---------- DATA LISTING ----------

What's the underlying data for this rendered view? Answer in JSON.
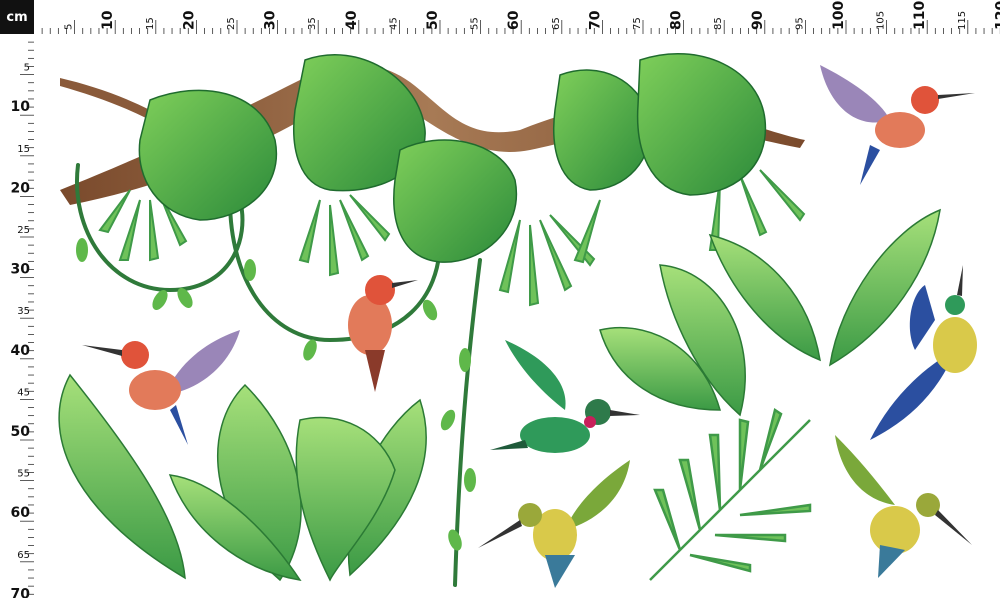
{
  "ruler": {
    "unit": "cm",
    "top_labels": [
      {
        "value": "5",
        "major": false
      },
      {
        "value": "10",
        "major": true
      },
      {
        "value": "15",
        "major": false
      },
      {
        "value": "20",
        "major": true
      },
      {
        "value": "25",
        "major": false
      },
      {
        "value": "30",
        "major": true
      },
      {
        "value": "35",
        "major": false
      },
      {
        "value": "40",
        "major": true
      },
      {
        "value": "45",
        "major": false
      },
      {
        "value": "50",
        "major": true
      },
      {
        "value": "55",
        "major": false
      },
      {
        "value": "60",
        "major": true
      },
      {
        "value": "65",
        "major": false
      },
      {
        "value": "70",
        "major": true
      },
      {
        "value": "75",
        "major": false
      },
      {
        "value": "80",
        "major": true
      },
      {
        "value": "85",
        "major": false
      },
      {
        "value": "90",
        "major": true
      },
      {
        "value": "95",
        "major": false
      },
      {
        "value": "100",
        "major": true
      },
      {
        "value": "105",
        "major": false
      },
      {
        "value": "110",
        "major": true
      },
      {
        "value": "115",
        "major": false
      },
      {
        "value": "120",
        "major": true
      }
    ],
    "left_labels": [
      {
        "value": "5",
        "major": false
      },
      {
        "value": "10",
        "major": true
      },
      {
        "value": "15",
        "major": false
      },
      {
        "value": "20",
        "major": true
      },
      {
        "value": "25",
        "major": false
      },
      {
        "value": "30",
        "major": true
      },
      {
        "value": "35",
        "major": false
      },
      {
        "value": "40",
        "major": true
      },
      {
        "value": "45",
        "major": false
      },
      {
        "value": "50",
        "major": true
      },
      {
        "value": "55",
        "major": false
      },
      {
        "value": "60",
        "major": true
      },
      {
        "value": "65",
        "major": false
      },
      {
        "value": "70",
        "major": true
      }
    ]
  },
  "colors": {
    "leaf_dark": "#2e8b3a",
    "leaf_mid": "#4caf50",
    "leaf_light": "#8bd36b",
    "vine": "#2f7a3a",
    "branch": "#8a5a3a",
    "bird_red": "#e0533a",
    "bird_green": "#2f9a5a",
    "bird_yellow": "#d9c94a",
    "bird_blue": "#2b4fa0",
    "wing_lilac": "#9a86b8"
  }
}
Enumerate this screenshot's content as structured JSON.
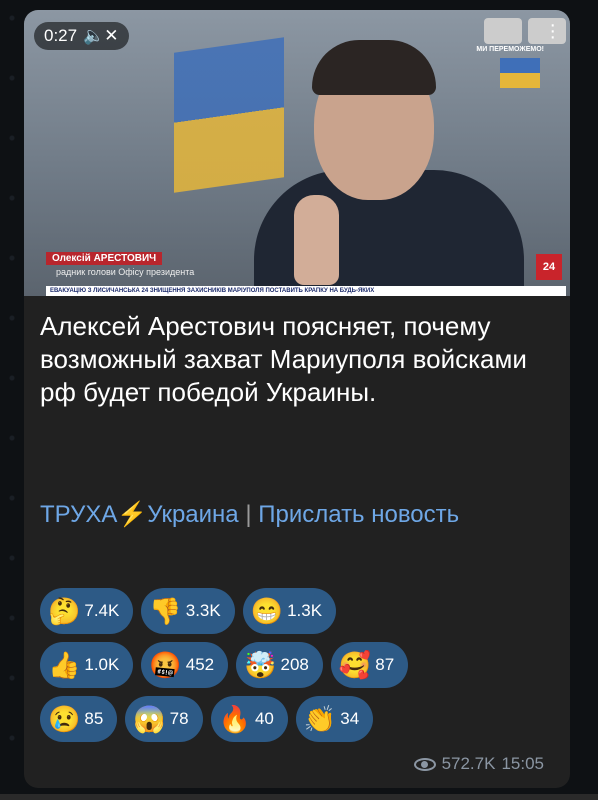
{
  "video": {
    "duration": "0:27",
    "mute_icon": "speaker-muted-icon",
    "lower_third_name": "Олексій АРЕСТОВИЧ",
    "lower_third_role": "радник голови Офісу президента",
    "ticker": "ЕВАКУАЦІЮ З ЛИСИЧАНСЬКА  24  ЗНИЩЕННЯ ЗАХИСНИКІВ МАРІУПОЛЯ ПОСТАВИТЬ КРАПКУ НА БУДЬ-ЯКИХ",
    "banner": "МИ ПЕРЕМОЖЕМО!",
    "channel_logo": "24"
  },
  "caption": "Алексей Арестович поясняет, почему возможный захват Мариуполя войсками рф будет победой Украины.",
  "links": {
    "channel": "ТРУХА⚡Украина",
    "separator": "|",
    "send_news": "Прислать новость"
  },
  "reactions": [
    [
      {
        "emoji": "🤔",
        "count": "7.4K"
      },
      {
        "emoji": "👎",
        "count": "3.3K"
      },
      {
        "emoji": "😁",
        "count": "1.3K"
      }
    ],
    [
      {
        "emoji": "👍",
        "count": "1.0K"
      },
      {
        "emoji": "🤬",
        "count": "452"
      },
      {
        "emoji": "🤯",
        "count": "208"
      },
      {
        "emoji": "🥰",
        "count": "87"
      }
    ],
    [
      {
        "emoji": "😢",
        "count": "85"
      },
      {
        "emoji": "😱",
        "count": "78"
      },
      {
        "emoji": "🔥",
        "count": "40"
      },
      {
        "emoji": "👏",
        "count": "34"
      }
    ]
  ],
  "meta": {
    "views": "572.7K",
    "time": "15:05"
  },
  "colors": {
    "bubble": "#212121",
    "link": "#6ea7e6",
    "reaction_chip": "#2d5a86"
  }
}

----------

◆ **REQUIREMENT**: Read the lines above. Gather those in which the string "this" is found.

◆ **FINAL ANSWER**:
What's the underlying data for this rendered view? Answer in JSON.
Enumerate this screenshot's content as structured JSON.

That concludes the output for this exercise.